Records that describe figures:
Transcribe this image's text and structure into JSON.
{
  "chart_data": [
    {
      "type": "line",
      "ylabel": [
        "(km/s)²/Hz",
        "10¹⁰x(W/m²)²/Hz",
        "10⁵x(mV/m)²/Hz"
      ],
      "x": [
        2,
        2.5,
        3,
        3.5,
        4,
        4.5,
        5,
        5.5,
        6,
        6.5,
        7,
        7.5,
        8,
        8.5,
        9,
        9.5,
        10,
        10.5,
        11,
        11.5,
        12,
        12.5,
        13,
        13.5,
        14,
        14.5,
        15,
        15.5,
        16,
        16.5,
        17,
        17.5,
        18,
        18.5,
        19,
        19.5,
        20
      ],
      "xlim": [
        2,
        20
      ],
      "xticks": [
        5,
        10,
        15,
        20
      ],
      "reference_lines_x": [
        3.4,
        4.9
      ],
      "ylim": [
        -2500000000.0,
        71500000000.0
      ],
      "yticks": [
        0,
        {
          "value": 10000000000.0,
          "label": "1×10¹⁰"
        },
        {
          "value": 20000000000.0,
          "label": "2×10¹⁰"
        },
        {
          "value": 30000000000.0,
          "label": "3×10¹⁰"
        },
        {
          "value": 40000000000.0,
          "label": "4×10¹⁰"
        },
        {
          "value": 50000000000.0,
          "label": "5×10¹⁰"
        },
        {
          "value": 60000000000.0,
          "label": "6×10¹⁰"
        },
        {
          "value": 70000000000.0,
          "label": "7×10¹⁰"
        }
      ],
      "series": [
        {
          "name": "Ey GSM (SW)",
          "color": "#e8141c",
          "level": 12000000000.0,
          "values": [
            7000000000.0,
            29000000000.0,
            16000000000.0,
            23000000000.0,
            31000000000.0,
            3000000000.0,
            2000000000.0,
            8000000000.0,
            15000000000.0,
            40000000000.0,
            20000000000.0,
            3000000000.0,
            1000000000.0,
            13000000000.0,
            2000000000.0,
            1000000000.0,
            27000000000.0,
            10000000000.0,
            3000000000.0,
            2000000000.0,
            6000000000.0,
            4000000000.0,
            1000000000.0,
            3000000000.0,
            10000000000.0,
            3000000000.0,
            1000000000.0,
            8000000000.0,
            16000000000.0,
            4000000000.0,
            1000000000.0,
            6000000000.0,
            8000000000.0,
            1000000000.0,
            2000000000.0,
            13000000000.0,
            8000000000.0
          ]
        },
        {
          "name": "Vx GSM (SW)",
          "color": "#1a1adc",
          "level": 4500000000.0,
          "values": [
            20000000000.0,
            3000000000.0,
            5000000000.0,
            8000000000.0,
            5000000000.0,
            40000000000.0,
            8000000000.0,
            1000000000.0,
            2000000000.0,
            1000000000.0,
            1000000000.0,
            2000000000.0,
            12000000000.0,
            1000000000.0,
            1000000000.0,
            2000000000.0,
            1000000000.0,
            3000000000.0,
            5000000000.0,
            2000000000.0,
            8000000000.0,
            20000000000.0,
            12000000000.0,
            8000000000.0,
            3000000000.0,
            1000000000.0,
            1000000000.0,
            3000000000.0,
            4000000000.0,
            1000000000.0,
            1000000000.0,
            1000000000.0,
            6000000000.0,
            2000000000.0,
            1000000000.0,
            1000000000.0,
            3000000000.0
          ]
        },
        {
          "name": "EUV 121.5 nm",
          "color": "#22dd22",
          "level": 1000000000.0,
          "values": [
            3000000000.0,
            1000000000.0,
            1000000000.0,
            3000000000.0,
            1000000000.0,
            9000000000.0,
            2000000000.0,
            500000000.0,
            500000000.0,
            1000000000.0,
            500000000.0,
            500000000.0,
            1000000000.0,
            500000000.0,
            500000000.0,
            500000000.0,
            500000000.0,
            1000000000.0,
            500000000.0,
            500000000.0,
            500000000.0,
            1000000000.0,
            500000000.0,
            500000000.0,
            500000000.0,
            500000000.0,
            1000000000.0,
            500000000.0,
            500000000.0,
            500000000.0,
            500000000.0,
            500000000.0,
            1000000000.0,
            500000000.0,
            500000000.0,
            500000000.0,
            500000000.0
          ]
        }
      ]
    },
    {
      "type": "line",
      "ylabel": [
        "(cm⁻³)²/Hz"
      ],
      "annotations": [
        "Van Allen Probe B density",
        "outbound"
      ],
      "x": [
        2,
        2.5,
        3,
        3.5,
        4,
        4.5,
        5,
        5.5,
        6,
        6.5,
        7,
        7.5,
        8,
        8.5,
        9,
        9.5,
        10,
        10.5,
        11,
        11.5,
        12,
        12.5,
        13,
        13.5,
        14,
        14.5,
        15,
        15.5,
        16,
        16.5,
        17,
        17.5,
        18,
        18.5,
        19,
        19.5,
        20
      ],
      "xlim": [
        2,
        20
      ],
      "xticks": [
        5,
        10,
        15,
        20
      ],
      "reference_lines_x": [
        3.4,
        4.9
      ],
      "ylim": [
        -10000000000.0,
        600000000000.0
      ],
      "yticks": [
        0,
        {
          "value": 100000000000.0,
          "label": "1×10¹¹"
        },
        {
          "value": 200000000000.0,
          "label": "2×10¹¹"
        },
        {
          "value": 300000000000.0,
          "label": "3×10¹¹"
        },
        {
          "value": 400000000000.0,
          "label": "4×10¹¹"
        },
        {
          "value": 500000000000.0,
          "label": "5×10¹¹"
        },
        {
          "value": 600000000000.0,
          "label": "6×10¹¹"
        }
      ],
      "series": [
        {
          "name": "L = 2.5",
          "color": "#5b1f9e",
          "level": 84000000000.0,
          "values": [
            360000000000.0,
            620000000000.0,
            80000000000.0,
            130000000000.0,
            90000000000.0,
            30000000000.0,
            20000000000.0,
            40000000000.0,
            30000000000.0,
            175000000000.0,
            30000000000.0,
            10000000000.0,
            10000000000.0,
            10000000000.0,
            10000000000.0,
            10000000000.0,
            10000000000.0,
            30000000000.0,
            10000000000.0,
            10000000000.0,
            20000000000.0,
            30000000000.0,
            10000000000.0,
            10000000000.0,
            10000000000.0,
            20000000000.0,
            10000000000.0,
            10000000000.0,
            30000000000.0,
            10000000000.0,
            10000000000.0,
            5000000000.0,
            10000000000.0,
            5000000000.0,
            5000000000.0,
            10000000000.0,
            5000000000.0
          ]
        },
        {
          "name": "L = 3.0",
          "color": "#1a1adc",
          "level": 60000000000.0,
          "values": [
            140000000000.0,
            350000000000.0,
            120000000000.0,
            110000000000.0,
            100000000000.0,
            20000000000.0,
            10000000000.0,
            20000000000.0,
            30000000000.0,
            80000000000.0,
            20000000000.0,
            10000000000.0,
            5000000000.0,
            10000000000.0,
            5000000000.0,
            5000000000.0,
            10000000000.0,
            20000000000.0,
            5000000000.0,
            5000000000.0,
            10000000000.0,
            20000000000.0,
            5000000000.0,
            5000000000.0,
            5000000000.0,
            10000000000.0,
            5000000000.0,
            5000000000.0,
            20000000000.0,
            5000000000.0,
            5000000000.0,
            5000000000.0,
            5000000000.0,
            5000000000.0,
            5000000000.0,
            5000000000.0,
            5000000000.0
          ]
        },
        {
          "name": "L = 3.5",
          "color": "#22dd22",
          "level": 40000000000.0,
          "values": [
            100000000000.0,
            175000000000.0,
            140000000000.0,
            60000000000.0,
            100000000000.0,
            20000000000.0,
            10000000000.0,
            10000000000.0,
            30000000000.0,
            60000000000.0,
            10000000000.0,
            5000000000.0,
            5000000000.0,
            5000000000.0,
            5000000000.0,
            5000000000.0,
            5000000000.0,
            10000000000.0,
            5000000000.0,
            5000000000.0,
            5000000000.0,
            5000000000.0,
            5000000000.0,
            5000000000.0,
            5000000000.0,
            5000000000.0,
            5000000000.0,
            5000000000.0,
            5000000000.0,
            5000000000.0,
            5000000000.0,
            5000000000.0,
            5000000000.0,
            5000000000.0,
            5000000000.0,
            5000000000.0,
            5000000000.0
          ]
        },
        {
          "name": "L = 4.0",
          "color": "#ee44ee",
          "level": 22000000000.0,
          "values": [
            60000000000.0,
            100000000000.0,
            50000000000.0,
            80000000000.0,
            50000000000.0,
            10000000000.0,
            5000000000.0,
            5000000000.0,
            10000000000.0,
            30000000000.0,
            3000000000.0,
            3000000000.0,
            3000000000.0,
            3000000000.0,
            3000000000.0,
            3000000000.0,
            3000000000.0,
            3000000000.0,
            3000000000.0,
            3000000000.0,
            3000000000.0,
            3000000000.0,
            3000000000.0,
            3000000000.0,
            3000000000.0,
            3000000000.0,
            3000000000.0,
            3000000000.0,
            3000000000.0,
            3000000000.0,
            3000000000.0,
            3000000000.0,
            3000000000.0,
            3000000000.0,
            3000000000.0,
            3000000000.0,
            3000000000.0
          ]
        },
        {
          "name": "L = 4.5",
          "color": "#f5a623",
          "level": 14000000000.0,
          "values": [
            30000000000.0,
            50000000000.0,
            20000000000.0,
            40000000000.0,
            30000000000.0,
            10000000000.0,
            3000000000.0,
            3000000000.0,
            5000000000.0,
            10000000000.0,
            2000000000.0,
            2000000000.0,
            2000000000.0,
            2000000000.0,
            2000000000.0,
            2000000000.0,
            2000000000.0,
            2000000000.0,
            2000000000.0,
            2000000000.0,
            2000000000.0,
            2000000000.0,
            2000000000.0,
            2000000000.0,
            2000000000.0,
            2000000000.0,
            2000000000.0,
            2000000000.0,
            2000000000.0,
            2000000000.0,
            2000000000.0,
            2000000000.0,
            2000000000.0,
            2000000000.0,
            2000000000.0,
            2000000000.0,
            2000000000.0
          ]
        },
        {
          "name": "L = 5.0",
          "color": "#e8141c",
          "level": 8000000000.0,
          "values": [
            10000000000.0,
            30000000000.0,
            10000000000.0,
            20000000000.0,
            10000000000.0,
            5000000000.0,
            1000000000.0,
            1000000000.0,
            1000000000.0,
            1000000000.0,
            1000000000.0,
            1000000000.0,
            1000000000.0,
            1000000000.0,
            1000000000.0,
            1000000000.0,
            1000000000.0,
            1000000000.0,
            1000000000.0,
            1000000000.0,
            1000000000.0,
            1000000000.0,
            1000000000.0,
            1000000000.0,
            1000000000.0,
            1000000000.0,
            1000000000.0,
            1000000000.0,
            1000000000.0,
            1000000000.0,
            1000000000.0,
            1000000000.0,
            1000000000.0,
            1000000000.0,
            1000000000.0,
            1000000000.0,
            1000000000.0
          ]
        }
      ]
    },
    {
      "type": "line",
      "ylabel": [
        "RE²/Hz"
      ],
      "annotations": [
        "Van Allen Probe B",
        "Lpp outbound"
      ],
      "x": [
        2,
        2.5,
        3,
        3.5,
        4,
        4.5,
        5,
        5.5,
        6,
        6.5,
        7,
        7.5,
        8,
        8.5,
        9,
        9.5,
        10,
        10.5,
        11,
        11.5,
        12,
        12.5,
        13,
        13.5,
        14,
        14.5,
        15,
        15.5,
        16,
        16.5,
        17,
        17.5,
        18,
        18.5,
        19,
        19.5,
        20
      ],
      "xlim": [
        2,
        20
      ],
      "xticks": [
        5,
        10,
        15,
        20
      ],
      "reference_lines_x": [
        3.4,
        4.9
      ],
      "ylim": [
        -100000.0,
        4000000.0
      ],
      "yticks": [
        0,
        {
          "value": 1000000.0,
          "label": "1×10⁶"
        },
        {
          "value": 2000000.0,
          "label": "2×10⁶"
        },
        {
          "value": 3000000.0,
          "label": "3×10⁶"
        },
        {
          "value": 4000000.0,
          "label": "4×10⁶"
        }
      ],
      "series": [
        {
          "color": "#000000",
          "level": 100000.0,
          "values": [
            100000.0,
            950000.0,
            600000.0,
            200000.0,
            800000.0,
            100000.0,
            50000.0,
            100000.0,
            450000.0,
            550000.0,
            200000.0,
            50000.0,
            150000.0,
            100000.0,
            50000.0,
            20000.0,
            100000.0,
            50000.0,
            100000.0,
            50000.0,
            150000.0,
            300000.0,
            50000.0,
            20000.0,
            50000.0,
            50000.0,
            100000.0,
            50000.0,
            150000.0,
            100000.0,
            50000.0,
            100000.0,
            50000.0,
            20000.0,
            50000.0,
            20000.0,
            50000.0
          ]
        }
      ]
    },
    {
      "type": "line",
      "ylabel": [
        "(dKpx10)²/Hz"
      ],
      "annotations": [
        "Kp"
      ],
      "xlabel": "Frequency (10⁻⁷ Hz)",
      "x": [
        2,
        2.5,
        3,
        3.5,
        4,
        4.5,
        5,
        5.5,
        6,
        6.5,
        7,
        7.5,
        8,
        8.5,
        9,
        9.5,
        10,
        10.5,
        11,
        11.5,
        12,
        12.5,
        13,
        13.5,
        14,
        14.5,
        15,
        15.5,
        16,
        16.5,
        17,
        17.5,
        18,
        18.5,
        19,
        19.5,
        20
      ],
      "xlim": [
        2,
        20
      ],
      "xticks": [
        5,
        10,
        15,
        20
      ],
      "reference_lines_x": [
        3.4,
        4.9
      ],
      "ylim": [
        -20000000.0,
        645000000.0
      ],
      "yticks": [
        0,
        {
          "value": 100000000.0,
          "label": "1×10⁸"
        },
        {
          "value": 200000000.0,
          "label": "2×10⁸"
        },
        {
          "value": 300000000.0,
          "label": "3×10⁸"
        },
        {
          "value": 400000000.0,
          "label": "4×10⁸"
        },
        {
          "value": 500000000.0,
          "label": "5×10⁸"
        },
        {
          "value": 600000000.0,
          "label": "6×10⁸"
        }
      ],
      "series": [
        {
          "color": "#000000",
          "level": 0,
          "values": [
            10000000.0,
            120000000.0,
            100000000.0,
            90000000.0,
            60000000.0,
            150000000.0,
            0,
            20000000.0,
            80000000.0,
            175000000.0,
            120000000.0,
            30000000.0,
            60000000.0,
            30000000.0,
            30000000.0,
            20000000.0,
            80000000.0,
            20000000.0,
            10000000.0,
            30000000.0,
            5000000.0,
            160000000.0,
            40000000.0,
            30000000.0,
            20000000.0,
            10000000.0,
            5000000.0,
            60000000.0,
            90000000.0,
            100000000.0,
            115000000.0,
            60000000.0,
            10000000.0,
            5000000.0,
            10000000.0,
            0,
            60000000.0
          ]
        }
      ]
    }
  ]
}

▸ AIM
Which lines contain the word "level"? Copy each one.

▸ OUTPUT FOR THIS EXERCISE
          "level": 12000000000.0,
          "level": 4500000000.0,
          "level": 1000000000.0,
          "level": 84000000000.0,
          "level": 60000000000.0,
          "level": 40000000000.0,
          "level": 22000000000.0,
          "level": 14000000000.0,
          "level": 8000000000.0,
          "level": 100000.0,
          "level": 0,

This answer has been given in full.